Copy out the entries below in full and exactly.

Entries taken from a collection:
━━━━━━━━━━━━━━━━━━━━
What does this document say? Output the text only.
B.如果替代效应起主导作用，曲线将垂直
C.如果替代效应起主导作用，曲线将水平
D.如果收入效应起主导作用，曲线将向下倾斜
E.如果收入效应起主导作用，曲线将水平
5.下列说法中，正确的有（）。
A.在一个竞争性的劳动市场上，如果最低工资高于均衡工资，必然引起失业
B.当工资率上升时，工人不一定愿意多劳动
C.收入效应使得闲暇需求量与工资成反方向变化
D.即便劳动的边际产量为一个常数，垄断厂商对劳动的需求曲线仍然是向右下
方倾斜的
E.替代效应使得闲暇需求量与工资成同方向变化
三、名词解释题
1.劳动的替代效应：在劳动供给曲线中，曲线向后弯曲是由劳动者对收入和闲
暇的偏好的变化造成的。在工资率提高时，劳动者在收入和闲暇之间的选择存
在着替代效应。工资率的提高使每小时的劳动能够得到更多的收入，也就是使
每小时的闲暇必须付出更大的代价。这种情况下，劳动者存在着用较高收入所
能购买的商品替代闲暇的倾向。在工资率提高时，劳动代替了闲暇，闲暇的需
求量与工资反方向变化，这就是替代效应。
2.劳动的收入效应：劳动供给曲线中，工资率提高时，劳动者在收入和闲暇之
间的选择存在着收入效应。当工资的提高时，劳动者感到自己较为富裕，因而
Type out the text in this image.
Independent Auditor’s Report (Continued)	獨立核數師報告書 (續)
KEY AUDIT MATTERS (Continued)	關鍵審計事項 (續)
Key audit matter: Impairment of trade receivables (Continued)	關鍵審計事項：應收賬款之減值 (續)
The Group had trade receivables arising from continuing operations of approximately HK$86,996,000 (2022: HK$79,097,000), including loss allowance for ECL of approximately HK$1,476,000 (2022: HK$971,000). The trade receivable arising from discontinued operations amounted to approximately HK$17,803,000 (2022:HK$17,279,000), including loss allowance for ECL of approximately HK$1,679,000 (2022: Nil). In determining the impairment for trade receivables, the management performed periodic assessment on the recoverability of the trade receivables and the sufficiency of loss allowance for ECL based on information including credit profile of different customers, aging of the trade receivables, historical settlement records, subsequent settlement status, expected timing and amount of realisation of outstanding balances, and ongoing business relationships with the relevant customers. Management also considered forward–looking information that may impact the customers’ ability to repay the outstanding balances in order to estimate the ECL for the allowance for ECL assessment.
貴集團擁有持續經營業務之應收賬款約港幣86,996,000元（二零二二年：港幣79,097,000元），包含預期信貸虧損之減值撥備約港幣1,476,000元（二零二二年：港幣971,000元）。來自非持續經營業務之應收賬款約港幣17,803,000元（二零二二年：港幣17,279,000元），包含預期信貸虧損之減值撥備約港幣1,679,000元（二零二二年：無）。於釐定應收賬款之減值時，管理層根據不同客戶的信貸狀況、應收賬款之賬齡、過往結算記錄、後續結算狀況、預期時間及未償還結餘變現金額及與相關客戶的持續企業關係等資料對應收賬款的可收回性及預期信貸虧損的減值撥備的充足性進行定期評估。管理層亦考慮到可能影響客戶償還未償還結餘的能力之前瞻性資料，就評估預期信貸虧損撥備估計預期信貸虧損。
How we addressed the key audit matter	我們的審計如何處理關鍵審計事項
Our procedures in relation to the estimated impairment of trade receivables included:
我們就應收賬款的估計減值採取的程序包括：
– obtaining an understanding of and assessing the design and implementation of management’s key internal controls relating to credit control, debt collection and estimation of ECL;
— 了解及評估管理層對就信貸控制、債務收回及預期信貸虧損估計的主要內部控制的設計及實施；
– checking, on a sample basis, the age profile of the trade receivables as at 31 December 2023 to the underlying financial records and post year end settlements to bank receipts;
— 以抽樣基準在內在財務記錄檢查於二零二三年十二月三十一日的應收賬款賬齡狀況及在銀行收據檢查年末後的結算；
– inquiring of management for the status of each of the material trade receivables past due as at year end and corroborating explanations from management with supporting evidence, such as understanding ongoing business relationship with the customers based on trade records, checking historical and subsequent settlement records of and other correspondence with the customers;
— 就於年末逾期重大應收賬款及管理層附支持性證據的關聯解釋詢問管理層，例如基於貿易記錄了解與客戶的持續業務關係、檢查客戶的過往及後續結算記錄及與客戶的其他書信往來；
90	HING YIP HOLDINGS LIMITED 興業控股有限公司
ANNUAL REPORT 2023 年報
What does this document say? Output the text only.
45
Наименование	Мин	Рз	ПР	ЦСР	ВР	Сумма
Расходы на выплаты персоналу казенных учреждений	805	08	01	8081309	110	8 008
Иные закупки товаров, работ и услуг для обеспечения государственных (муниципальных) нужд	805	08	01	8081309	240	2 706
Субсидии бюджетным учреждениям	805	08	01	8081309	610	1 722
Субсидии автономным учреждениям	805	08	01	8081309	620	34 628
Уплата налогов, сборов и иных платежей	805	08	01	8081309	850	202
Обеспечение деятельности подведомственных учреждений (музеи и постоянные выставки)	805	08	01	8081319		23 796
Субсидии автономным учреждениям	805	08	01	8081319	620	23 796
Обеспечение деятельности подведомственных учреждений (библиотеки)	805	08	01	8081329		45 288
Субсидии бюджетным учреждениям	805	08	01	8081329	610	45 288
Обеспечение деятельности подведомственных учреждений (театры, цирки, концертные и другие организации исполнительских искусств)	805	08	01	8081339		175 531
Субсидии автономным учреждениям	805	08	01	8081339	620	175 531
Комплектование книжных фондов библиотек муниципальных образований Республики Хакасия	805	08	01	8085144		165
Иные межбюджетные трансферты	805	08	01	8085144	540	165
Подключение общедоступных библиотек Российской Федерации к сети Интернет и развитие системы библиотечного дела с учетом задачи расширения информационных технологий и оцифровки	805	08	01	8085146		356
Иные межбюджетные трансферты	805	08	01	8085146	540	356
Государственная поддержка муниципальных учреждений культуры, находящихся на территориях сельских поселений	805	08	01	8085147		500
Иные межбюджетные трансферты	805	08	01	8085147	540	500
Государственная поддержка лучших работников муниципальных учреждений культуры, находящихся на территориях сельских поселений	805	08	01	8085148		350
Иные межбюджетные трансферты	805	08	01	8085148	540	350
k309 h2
━━━━━━━━━━━━━━━━━━━━
## Task output
What does this document say? Output the text only.
B.如果替代效应起主导作用，曲线将垂直
C.如果替代效应起主导作用，曲线将水平
D.如果收入效应起主导作用，曲线将向下倾斜
E.如果收入效应起主导作用，曲线将水平
5.下列说法中，正确的有（）。
A.在一个竞争性的劳动市场上，如果最低工资高于均衡工资，必然引起失业
B.当工资率上升时，工人不一定愿意多劳动
C.收入效应使得闲暇需求量与工资成反方向变化
D.即便劳动的边际产量为一个常数，垄断厂商对劳动的需求曲线仍然是向右下
方倾斜的
E.替代效应使得闲暇需求量与工资成同方向变化
三、名词解释题
1.劳动的替代效应：在劳动供给曲线中，曲线向后弯曲是由劳动者对收入和闲
暇的偏好的变化造成的。在工资率提高时，劳动者在收入和闲暇之间的选择存
在着替代效应。工资率的提高使每小时的劳动能够得到更多的收入，也就是使
每小时的闲暇必须付出更大的代价。这种情况下，劳动者存在着用较高收入所
能购买的商品替代闲暇的倾向。在工资率提高时，劳动代替了闲暇，闲暇的需
求量与工资反方向变化，这就是替代效应。
2.劳动的收入效应：劳动供给曲线中，工资率提高时，劳动者在收入和闲暇之
间的选择存在着收入效应。当工资的提高时，劳动者感到自己较为富裕，因而
Type out the text in this image.
Independent Auditor’s Report (Continued)	獨立核數師報告書 (續)
KEY AUDIT MATTERS (Continued)	關鍵審計事項 (續)
Key audit matter: Impairment of trade receivables (Continued)	關鍵審計事項：應收賬款之減值 (續)
The Group had trade receivables arising from continuing operations of approximately HK$86,996,000 (2022: HK$79,097,000), including loss allowance for ECL of approximately HK$1,476,000 (2022: HK$971,000). The trade receivable arising from discontinued operations amounted to approximately HK$17,803,000 (2022:HK$17,279,000), including loss allowance for ECL of approximately HK$1,679,000 (2022: Nil). In determining the impairment for trade receivables, the management performed periodic assessment on the recoverability of the trade receivables and the sufficiency of loss allowance for ECL based on information including credit profile of different customers, aging of the trade receivables, historical settlement records, subsequent settlement status, expected timing and amount of realisation of outstanding balances, and ongoing business relationships with the relevant customers. Management also considered forward–looking information that may impact the customers’ ability to repay the outstanding balances in order to estimate the ECL for the allowance for ECL assessment.
貴集團擁有持續經營業務之應收賬款約港幣86,996,000元（二零二二年：港幣79,097,000元），包含預期信貸虧損之減值撥備約港幣1,476,000元（二零二二年：港幣971,000元）。來自非持續經營業務之應收賬款約港幣17,803,000元（二零二二年：港幣17,279,000元），包含預期信貸虧損之減值撥備約港幣1,679,000元（二零二二年：無）。於釐定應收賬款之減值時，管理層根據不同客戶的信貸狀況、應收賬款之賬齡、過往結算記錄、後續結算狀況、預期時間及未償還結餘變現金額及與相關客戶的持續企業關係等資料對應收賬款的可收回性及預期信貸虧損的減值撥備的充足性進行定期評估。管理層亦考慮到可能影響客戶償還未償還結餘的能力之前瞻性資料，就評估預期信貸虧損撥備估計預期信貸虧損。
How we addressed the key audit matter	我們的審計如何處理關鍵審計事項
Our procedures in relation to the estimated impairment of trade receivables included:
我們就應收賬款的估計減值採取的程序包括：
– obtaining an understanding of and assessing the design and implementation of management’s key internal controls relating to credit control, debt collection and estimation of ECL;
— 了解及評估管理層對就信貸控制、債務收回及預期信貸虧損估計的主要內部控制的設計及實施；
– checking, on a sample basis, the age profile of the trade receivables as at 31 December 2023 to the underlying financial records and post year end settlements to bank receipts;
— 以抽樣基準在內在財務記錄檢查於二零二三年十二月三十一日的應收賬款賬齡狀況及在銀行收據檢查年末後的結算；
– inquiring of management for the status of each of the material trade receivables past due as at year end and corroborating explanations from management with supporting evidence, such as understanding ongoing business relationship with the customers based on trade records, checking historical and subsequent settlement records of and other correspondence with the customers;
— 就於年末逾期重大應收賬款及管理層附支持性證據的關聯解釋詢問管理層，例如基於貿易記錄了解與客戶的持續業務關係、檢查客戶的過往及後續結算記錄及與客戶的其他書信往來；
90	HING YIP HOLDINGS LIMITED 興業控股有限公司
ANNUAL REPORT 2023 年報
What does this document say? Output the text only.
45
Наименование	Мин	Рз	ПР	ЦСР	ВР	Сумма
Расходы на выплаты персоналу казенных учреждений	805	08	01	8081309	110	8 008
Иные закупки товаров, работ и услуг для обеспечения государственных (муниципальных) нужд	805	08	01	8081309	240	2 706
Субсидии бюджетным учреждениям	805	08	01	8081309	610	1 722
Субсидии автономным учреждениям	805	08	01	8081309	620	34 628
Уплата налогов, сборов и иных платежей	805	08	01	8081309	850	202
Обеспечение деятельности подведомственных учреждений (музеи и постоянные выставки)	805	08	01	8081319		23 796
Субсидии автономным учреждениям	805	08	01	8081319	620	23 796
Обеспечение деятельности подведомственных учреждений (библиотеки)	805	08	01	8081329		45 288
Субсидии бюджетным учреждениям	805	08	01	8081329	610	45 288
Обеспечение деятельности подведомственных учреждений (театры, цирки, концертные и другие организации исполнительских искусств)	805	08	01	8081339		175 531
Субсидии автономным учреждениям	805	08	01	8081339	620	175 531
Комплектование книжных фондов библиотек муниципальных образований Республики Хакасия	805	08	01	8085144		165
Иные межбюджетные трансферты	805	08	01	8085144	540	165
Подключение общедоступных библиотек Российской Федерации к сети Интернет и развитие системы библиотечного дела с учетом задачи расширения информационных технологий и оцифровки	805	08	01	8085146		356
Иные межбюджетные трансферты	805	08	01	8085146	540	356
Государственная поддержка муниципальных учреждений культуры, находящихся на территориях сельских поселений	805	08	01	8085147		500
Иные межбюджетные трансферты	805	08	01	8085147	540	500
Государственная поддержка лучших работников муниципальных учреждений культуры, находящихся на территориях сельских поселений	805	08	01	8085148		350
Иные межбюджетные трансферты	805	08	01	8085148	540	350
k309 h2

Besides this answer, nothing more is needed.